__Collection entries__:
[start]
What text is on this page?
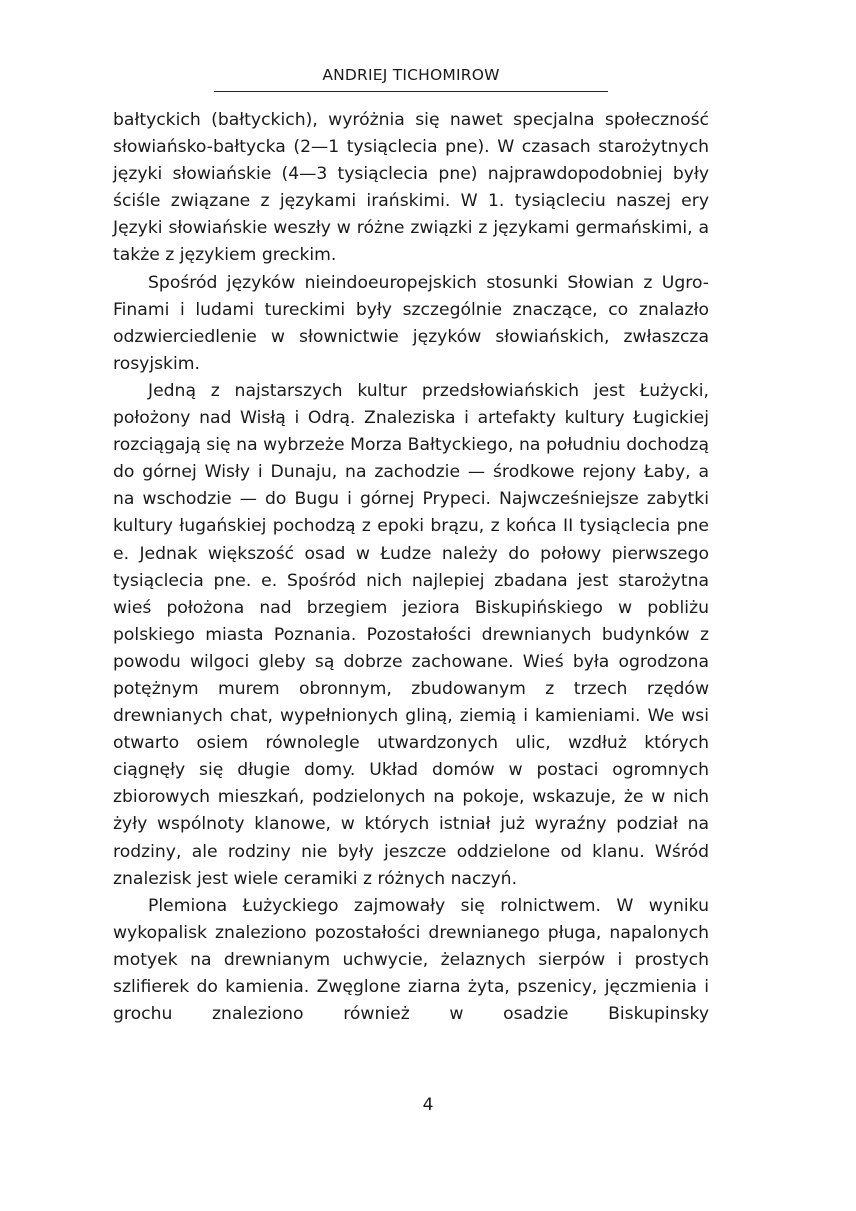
ANDRIEJ TICHOMIROW

bałtyckich (bałtyckich), wyróżnia się nawet specjalna społeczność słowiańsko-bałtycka (2—1 tysiąclecia pne). W czasach starożytnych języki słowiańskie (4—3 tysiąclecia pne) najprawdopodobniej były ściśle związane z językami irańskimi. W 1. tysiącleciu naszej ery Języki słowiańskie weszły w różne związki z językami germańskimi, a także z językiem greckim.

Spośród języków nieindoeuropejskich stosunki Słowian z Ugro-Finami i ludami tureckimi były szczególnie znaczące, co znalazło odzwierciedlenie w słownictwie języków słowiańskich, zwłaszcza rosyjskim.

Jedną z najstarszych kultur przedsłowiańskich jest Łużycki, położony nad Wisłą i Odrą. Znaleziska i artefakty kultury Ługickiej rozciągają się na wybrzeże Morza Bałtyckiego, na południu dochodzą do górnej Wisły i Dunaju, na zachodzie — środkowe rejony Łaby, a na wschodzie — do Bugu i górnej Prypeci. Najwcześniejsze zabytki kultury ługańskiej pochodzą z epoki brązu, z końca II tysiąclecia pne e. Jednak większość osad w Łudze należy do połowy pierwszego tysiąclecia pne. e. Spośród nich najlepiej zbadana jest starożytna wieś położona nad brzegiem jeziora Biskupińskiego w pobliżu polskiego miasta Poznania. Pozostałości drewnianych budynków z powodu wilgoci gleby są dobrze zachowane. Wieś była ogrodzona potężnym murem obronnym, zbudowanym z trzech rzędów drewnianych chat, wypełnionych gliną, ziemią i kamieniami. We wsi otwarto osiem równolegle utwardzonych ulic, wzdłuż których ciągnęły się długie domy. Układ domów w postaci ogromnych zbiorowych mieszkań, podzielonych na pokoje, wskazuje, że w nich żyły wspólnoty klanowe, w których istniał już wyraźny podział na rodziny, ale rodziny nie były jeszcze oddzielone od klanu. Wśród znalezisk jest wiele ceramiki z różnych naczyń.

Plemiona Łużyckiego zajmowały się rolnictwem. W wyniku wykopalisk znaleziono pozostałości drewnianego pługa, napalonych motyek na drewnianym uchwycie, żelaznych sierpów i prostych szlifierek do kamienia. Zwęglone ziarna żyta, pszenicy, jęczmienia i grochu znaleziono również w osadzie Biskupinsky

4
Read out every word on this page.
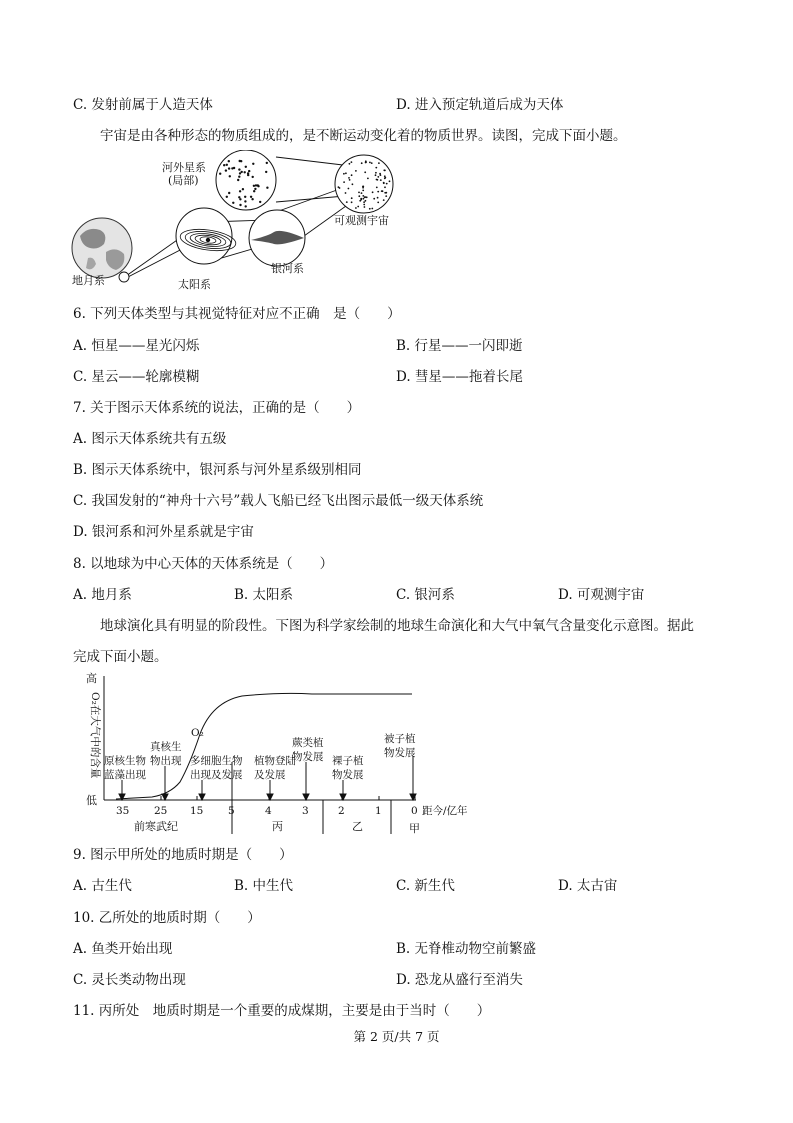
C. 发射前属于人造天体	D. 进入预定轨道后成为天体
宇宙是由各种形态的物质组成的，是不断运动变化着的物质世界。读图，完成下面小题。
河外星系
(局部)
可观测宇宙
银河系
太阳系
地月系
6. 下列天体类型与其视觉特征对应不正确　是（　　）
A. 恒星——星光闪烁	B. 行星——一闪即逝
C. 星云——轮廓模糊	D. 彗星——拖着长尾
7. 关于图示天体系统的说法，正确的是（　　）
A. 图示天体系统共有五级
B. 图示天体系统中，银河系与河外星系级别相同
C. 我国发射的“神舟十六号”载人飞船已经飞出图示最低一级天体系统
D. 银河系和河外星系就是宇宙
8. 以地球为中心天体的天体系统是（　　）
A. 地月系	B. 太阳系	C. 银河系	D. 可观测宇宙
地球演化具有明显的阶段性。下图为科学家绘制的地球生命演化和大气中氧气含量变化示意图。据此
完成下面小题。
高
低
O₂在大气中的含量	O₂
35 25 15 5	4	3	2	1	0 距今/亿年
前寒武纪	丙	乙	甲
原核生物
蓝藻出现
真核生
物出现 多细胞生物
出现及发展
植物登陆
及发展
蕨类植
物发展 裸子植
物发展
被子植
物发展
9. 图示甲所处的地质时期是（　　）
A. 古生代	B. 中生代	C. 新生代	D. 太古宙
10. 乙所处的地质时期（　　）
A. 鱼类开始出现	B. 无脊椎动物空前繁盛
C. 灵长类动物出现	D. 恐龙从盛行至消失
11. 丙所处　地质时期是一个重要的成煤期，主要是由于当时（　　）
第 2 页/共 7 页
[end]
__Given exercise__: Check every line of the data, and copy the ones that contain "完成下面小题".

__Final result__:
宇宙是由各种形态的物质组成的，是不断运动变化着的物质世界。读图，完成下面小题。
完成下面小题。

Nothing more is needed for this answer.